━━━━━ Document text
= Ellen Joy Todd =

Australian feminist journalist (1860–1948)

Ellen Joy Todd ' (16 May 1860 – 24 February 1948) was an Australian feminist, journalist and editor best known as a contributor to The Dawn and other feminist publications as well as being the founding editor of the Women's Budget, a women's magazine.

== Biography==

Todd was born at the Woolwich Arsenal in Greenwich and was the daughter of a captain of the Royal Artillery, Andrew Orr and wife wife Lucy Erskine. Her father died when she was only 10 years old, in 1870, and her mother and siblings moved in with her grandfather, an Anglican clergyman, and where educated at home and learned to speak Italian.

On 14 June 1887 Todd married Robert Henry Todd, who went on to become a medical administrator, and after their wedding they sailed together to Sydney where he worked as a doctor. In Sydney Todd founded the Ladies' Club in 1889. Soon after, also in 1889, the pair moved to Maclean in the Northern Rivers region of New South Wales where she became secretary of the local St John Ambulance Association.

Todd and her husband would return to Sydney in 1892 where she began working as a journalist and made contributions to various publications including The Dawn, a feminist magazine, which was then led by Louisa Lawson with whom she became good friends. In the Dawn she wrote under the names EJ Todd or Mrs RH Todd and regularly shared poetry and short stories. Todd would also report back on talks she had either attended or given.
━━━━━━━━━━
━━━━━ Provided material
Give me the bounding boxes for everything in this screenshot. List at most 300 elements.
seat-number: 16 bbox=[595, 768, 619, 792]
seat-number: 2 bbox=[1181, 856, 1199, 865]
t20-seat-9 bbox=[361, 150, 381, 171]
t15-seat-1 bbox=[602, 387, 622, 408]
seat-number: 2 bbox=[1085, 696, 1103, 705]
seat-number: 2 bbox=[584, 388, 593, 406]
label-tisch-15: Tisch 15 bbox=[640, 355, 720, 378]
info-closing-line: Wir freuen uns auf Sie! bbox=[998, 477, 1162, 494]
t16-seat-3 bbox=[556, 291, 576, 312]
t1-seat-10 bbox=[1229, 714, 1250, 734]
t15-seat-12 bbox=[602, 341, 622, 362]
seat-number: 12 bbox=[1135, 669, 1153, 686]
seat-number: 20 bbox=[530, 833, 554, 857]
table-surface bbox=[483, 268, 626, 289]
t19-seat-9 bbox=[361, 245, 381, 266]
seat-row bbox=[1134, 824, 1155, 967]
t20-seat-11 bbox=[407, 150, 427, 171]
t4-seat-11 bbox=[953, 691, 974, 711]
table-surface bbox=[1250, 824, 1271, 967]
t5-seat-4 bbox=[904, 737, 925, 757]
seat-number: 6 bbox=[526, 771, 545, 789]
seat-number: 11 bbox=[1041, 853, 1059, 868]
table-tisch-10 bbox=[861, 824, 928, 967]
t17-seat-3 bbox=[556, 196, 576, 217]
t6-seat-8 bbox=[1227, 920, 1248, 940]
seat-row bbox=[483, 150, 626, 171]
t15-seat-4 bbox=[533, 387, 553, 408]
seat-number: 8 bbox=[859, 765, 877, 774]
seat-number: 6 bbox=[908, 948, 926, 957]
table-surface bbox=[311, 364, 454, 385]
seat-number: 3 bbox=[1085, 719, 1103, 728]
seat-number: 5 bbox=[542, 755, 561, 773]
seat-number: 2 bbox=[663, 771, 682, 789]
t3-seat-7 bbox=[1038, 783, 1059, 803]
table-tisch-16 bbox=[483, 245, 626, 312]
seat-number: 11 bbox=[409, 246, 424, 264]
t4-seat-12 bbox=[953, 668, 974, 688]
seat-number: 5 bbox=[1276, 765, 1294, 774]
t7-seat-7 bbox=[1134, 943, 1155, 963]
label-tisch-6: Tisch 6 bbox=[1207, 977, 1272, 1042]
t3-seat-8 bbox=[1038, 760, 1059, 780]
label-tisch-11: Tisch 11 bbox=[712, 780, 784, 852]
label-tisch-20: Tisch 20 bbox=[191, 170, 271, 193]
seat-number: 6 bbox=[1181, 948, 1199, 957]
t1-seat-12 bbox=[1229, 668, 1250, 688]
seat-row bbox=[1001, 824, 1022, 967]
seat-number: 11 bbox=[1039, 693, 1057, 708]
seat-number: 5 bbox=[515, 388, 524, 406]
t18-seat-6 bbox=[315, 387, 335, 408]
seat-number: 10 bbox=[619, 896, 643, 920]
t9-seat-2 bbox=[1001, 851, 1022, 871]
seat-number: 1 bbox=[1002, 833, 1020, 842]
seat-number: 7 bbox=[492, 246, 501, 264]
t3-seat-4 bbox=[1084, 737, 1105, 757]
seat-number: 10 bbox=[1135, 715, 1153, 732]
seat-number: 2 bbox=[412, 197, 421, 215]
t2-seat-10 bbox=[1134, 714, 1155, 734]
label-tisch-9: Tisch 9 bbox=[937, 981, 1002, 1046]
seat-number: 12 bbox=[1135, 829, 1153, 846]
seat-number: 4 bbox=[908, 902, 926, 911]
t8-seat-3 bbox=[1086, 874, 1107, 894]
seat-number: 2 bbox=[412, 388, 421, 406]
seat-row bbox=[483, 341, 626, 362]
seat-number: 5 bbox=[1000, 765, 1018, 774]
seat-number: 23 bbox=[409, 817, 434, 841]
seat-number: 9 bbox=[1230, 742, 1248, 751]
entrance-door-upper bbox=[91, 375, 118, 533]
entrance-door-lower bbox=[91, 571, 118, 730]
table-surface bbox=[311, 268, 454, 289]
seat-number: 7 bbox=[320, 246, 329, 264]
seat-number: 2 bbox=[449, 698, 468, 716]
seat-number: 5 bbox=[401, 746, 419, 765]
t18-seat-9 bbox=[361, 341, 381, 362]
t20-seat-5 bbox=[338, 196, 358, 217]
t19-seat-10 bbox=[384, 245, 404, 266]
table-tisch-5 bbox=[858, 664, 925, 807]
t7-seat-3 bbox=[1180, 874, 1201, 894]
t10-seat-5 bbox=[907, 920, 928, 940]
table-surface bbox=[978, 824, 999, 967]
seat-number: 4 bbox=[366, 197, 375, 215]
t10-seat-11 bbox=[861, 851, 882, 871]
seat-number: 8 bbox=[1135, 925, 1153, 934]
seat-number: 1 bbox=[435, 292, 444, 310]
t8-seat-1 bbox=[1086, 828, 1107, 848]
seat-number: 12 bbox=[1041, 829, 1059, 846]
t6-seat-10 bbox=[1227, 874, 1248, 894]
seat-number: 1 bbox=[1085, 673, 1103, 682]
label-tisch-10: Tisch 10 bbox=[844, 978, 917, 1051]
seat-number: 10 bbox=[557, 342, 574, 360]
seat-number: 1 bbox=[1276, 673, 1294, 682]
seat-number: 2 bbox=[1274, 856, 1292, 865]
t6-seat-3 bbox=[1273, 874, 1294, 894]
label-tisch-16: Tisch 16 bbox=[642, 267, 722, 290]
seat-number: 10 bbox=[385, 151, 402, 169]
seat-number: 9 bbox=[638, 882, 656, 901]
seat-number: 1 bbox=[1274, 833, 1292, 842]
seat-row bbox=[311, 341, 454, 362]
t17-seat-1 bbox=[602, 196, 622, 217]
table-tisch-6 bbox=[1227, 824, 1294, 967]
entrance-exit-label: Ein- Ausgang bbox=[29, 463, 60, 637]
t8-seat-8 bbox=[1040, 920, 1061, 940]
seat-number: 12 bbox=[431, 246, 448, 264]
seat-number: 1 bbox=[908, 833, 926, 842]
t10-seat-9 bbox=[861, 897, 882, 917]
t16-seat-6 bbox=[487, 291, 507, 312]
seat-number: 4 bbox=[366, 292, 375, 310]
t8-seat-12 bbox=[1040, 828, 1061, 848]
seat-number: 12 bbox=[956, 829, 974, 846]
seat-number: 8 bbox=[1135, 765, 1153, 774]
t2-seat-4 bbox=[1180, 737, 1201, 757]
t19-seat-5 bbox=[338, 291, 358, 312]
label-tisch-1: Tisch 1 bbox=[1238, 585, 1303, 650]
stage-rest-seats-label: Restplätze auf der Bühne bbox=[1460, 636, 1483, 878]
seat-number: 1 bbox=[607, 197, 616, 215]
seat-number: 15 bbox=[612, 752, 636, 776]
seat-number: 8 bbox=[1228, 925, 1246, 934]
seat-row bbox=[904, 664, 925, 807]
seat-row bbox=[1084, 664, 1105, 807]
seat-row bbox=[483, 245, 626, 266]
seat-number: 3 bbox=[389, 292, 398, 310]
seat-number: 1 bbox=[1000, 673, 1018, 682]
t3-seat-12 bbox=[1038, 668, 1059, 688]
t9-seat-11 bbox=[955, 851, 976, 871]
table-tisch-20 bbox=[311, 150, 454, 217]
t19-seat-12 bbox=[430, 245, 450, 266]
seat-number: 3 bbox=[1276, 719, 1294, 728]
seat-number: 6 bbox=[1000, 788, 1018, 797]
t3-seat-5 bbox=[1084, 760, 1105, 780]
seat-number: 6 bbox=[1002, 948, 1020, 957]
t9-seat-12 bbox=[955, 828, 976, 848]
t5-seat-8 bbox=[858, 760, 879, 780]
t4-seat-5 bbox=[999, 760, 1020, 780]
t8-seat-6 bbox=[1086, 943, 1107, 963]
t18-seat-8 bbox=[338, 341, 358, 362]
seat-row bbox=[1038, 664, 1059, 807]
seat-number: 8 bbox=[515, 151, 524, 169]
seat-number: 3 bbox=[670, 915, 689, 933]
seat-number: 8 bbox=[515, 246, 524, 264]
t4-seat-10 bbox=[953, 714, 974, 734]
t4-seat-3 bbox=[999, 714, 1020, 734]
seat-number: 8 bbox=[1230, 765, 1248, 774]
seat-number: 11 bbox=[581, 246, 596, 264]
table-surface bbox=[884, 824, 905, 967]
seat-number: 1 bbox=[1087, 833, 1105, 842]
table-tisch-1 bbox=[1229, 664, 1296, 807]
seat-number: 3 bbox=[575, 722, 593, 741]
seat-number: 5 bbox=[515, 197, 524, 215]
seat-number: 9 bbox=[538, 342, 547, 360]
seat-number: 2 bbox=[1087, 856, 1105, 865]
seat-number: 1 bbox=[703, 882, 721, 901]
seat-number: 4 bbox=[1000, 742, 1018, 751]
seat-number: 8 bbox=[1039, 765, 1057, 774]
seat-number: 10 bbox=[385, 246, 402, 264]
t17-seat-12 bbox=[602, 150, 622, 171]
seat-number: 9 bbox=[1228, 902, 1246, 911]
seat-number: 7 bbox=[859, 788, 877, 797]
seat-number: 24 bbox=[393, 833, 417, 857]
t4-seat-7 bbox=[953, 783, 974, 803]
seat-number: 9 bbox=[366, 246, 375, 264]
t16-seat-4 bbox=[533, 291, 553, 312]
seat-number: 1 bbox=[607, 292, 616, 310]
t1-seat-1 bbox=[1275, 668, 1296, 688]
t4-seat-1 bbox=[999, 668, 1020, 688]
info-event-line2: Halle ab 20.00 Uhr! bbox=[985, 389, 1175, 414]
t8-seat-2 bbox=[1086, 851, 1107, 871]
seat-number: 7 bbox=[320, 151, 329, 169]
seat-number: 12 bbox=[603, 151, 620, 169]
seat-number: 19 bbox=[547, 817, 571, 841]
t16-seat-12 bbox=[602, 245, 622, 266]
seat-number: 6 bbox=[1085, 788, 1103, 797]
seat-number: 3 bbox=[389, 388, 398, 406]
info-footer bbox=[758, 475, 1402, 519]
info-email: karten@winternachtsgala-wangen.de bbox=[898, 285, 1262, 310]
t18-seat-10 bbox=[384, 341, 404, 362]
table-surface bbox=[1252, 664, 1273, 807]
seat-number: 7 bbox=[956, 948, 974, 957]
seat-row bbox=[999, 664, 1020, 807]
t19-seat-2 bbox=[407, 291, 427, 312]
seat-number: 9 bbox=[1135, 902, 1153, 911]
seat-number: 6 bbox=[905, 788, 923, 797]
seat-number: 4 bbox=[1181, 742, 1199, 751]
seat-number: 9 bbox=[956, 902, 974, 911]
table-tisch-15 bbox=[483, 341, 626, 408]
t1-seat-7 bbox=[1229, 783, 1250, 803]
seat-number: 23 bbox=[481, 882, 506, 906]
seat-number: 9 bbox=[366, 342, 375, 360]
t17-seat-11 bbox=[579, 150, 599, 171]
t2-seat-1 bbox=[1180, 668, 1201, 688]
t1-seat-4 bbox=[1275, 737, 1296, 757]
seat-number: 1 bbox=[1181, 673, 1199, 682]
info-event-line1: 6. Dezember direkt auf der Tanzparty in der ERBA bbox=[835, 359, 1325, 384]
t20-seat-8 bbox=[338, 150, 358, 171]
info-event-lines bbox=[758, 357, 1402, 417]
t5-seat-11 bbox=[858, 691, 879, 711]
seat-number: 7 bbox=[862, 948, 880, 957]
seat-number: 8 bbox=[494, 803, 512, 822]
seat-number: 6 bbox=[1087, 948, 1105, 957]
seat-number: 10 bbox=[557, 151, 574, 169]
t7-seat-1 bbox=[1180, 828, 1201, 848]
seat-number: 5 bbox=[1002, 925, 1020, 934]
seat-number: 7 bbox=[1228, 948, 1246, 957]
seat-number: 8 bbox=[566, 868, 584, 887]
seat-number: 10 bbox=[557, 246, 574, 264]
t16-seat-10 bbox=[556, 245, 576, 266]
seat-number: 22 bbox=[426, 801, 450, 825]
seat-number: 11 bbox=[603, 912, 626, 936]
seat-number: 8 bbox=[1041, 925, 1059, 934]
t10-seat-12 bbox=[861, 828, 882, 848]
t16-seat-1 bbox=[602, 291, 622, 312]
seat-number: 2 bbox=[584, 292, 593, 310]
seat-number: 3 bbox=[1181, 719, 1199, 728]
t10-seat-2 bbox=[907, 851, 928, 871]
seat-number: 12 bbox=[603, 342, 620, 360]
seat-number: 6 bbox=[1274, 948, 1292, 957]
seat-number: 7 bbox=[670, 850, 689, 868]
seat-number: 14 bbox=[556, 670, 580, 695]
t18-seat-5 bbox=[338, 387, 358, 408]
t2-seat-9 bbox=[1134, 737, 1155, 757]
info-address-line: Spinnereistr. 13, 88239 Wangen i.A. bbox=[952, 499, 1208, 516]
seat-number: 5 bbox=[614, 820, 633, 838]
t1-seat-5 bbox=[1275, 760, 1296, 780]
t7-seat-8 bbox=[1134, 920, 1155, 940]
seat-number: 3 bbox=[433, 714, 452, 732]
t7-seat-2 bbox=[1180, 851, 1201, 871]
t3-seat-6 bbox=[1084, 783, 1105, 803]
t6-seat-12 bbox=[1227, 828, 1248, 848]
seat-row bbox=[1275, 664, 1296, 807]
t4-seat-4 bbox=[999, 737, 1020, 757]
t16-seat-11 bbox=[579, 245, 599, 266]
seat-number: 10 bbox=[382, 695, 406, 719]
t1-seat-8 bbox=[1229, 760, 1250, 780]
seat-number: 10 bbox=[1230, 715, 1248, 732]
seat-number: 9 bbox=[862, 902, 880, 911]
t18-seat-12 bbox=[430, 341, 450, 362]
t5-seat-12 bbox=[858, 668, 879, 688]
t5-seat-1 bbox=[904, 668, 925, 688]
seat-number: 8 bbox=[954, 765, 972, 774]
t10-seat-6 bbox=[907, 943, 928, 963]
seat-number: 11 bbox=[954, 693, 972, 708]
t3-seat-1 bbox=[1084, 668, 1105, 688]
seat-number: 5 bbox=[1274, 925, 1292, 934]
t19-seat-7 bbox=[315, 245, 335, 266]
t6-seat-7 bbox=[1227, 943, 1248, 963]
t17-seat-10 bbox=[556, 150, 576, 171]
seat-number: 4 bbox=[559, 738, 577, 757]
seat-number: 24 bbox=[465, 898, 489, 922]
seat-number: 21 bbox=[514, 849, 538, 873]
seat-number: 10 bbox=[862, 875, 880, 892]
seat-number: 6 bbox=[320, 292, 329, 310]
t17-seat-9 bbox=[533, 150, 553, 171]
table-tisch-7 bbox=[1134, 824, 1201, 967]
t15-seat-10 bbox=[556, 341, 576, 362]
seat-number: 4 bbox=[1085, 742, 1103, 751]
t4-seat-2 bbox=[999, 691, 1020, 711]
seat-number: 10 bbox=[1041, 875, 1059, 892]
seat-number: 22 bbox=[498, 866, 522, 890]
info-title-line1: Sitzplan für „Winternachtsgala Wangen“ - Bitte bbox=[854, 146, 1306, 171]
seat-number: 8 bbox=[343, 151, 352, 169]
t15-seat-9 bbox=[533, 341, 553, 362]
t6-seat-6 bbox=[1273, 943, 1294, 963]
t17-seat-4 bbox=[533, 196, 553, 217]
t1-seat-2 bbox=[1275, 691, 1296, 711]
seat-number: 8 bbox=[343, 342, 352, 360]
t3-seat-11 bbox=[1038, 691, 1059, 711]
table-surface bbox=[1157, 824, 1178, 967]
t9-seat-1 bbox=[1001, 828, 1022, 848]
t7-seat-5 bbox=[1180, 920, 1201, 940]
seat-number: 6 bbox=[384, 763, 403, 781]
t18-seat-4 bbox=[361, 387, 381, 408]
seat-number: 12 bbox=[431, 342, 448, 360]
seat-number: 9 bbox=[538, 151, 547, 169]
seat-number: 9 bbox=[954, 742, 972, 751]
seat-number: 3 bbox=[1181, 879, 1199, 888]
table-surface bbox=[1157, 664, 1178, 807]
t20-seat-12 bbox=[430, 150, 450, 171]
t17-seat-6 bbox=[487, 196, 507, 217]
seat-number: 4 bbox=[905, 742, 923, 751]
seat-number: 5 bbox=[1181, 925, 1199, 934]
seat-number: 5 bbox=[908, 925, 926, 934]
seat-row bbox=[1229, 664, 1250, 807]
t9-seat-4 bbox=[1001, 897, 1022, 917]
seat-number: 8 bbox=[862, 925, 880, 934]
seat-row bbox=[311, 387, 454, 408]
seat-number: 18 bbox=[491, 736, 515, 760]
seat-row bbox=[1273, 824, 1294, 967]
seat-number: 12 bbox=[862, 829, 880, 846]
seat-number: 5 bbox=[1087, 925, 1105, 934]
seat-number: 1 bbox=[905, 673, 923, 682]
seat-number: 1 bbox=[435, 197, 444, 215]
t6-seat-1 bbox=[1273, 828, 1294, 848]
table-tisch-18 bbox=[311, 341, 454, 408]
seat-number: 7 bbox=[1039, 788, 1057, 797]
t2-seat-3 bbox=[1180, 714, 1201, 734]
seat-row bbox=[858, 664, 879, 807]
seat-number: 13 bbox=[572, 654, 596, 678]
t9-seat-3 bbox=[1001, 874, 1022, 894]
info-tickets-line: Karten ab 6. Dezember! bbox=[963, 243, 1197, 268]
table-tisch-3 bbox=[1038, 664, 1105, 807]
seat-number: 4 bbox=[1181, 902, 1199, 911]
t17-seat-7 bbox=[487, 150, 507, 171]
━━━━━━━━━━
Activity list
A - According to the Ellen Joy Todd biography, what is she best known for? Answer in one or two sentences.
B - Continue the Ellen Joy Todd biography from its last sentence.

Answers provided
A - She is best known as a contributor to The Dawn and other feminist publications. She is also known as the founding editor of the Women's Budget, a women's magazine.

B -
She then joined the staff of the Australian Town and Country Journal where she primarily wrote book, theatre and music reviews as well as social notes.

In 1906 she became the founding editor of a weekly magazine, the Women's Budget, which was published by Samuel Bennett's company, and it claimed to be "written by women for women". The magazine featured the expected content of a women's magazine, including cooking, dressmaking and fashion, but also included more general content. In 1917, while editor, Todd published "Rhymes at Random" as a charity fundraiser for the War Chest during World War I.

Todd remained in this role until 1923 and which point the circulation was estimated at 150,000 people each week and a later editor, from 1930 to 1936, was Constance Robertson. This magazine was a predecessor of The Australian Women's Weekly, which was launched in 1933, and became one of its main competitors.

During her career Todd became good friends with Alexina Maude Wildman.

Todd's husband, Robert, died in 1931 and, from 1933 until 1940, she contributed to the Empire Gazette which was edited by Adela Pankhurst. In 1938 she also published her memoirs "Looking Back" in which she shared anecdotes of her life in Sydney and her interactions with "society people" as well as artists and other people of note; she also spoke about her earlier life, travel to Australia and time in Mclean.

Todd died on 24 February 1948 in Double Bay.